• WRITTEN PROBLEM:
Each line that follows should be printed again exactly as it stands.

• STORED RECORDS:
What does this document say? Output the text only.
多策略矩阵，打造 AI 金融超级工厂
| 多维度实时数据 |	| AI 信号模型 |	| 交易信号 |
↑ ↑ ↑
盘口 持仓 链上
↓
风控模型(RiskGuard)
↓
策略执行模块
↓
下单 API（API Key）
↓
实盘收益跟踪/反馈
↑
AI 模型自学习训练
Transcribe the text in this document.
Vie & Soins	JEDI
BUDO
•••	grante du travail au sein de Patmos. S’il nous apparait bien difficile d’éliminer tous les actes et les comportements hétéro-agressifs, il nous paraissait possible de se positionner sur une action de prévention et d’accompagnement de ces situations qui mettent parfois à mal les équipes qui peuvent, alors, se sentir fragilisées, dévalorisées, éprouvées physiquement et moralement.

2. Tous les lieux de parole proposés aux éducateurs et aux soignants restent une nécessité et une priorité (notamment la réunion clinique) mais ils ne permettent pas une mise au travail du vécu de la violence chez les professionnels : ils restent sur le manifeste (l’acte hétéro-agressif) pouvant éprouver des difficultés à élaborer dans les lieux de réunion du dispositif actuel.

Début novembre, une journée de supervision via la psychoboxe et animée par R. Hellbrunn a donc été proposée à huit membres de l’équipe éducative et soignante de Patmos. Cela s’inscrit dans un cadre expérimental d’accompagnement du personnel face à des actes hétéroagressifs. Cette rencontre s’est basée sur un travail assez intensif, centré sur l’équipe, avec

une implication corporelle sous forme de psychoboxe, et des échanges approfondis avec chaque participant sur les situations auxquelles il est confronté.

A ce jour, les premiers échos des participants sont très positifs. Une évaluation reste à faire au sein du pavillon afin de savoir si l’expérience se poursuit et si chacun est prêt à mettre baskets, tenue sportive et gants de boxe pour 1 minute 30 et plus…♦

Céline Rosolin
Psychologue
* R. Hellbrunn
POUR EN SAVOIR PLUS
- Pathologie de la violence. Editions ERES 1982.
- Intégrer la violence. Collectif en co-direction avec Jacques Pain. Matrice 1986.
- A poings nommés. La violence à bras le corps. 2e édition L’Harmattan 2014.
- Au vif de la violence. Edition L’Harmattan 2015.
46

• SOLUTION TO THIS TASK:
What does this document say? Output the text only.
多策略矩阵，打造 AI 金融超级工厂
| 多维度实时数据 |	| AI 信号模型 |	| 交易信号 |
↑ ↑ ↑
盘口 持仓 链上
↓
风控模型(RiskGuard)
↓
策略执行模块
↓
下单 API（API Key）
↓
实盘收益跟踪/反馈
↑
AI 模型自学习训练
Transcribe the text in this document.
Vie & Soins	JEDI
BUDO
•••	grante du travail au sein de Patmos. S’il nous apparait bien difficile d’éliminer tous les actes et les comportements hétéro-agressifs, il nous paraissait possible de se positionner sur une action de prévention et d’accompagnement de ces situations qui mettent parfois à mal les équipes qui peuvent, alors, se sentir fragilisées, dévalorisées, éprouvées physiquement et moralement.

2. Tous les lieux de parole proposés aux éducateurs et aux soignants restent une nécessité et une priorité (notamment la réunion clinique) mais ils ne permettent pas une mise au travail du vécu de la violence chez les professionnels : ils restent sur le manifeste (l’acte hétéro-agressif) pouvant éprouver des difficultés à élaborer dans les lieux de réunion du dispositif actuel.

Début novembre, une journée de supervision via la psychoboxe et animée par R. Hellbrunn a donc été proposée à huit membres de l’équipe éducative et soignante de Patmos. Cela s’inscrit dans un cadre expérimental d’accompagnement du personnel face à des actes hétéroagressifs. Cette rencontre s’est basée sur un travail assez intensif, centré sur l’équipe, avec

une implication corporelle sous forme de psychoboxe, et des échanges approfondis avec chaque participant sur les situations auxquelles il est confronté.

A ce jour, les premiers échos des participants sont très positifs. Une évaluation reste à faire au sein du pavillon afin de savoir si l’expérience se poursuit et si chacun est prêt à mettre baskets, tenue sportive et gants de boxe pour 1 minute 30 et plus…♦

Céline Rosolin
Psychologue
* R. Hellbrunn
POUR EN SAVOIR PLUS
- Pathologie de la violence. Editions ERES 1982.
- Intégrer la violence. Collectif en co-direction avec Jacques Pain. Matrice 1986.
- A poings nommés. La violence à bras le corps. 2e édition L’Harmattan 2014.
- Au vif de la violence. Edition L’Harmattan 2015.
46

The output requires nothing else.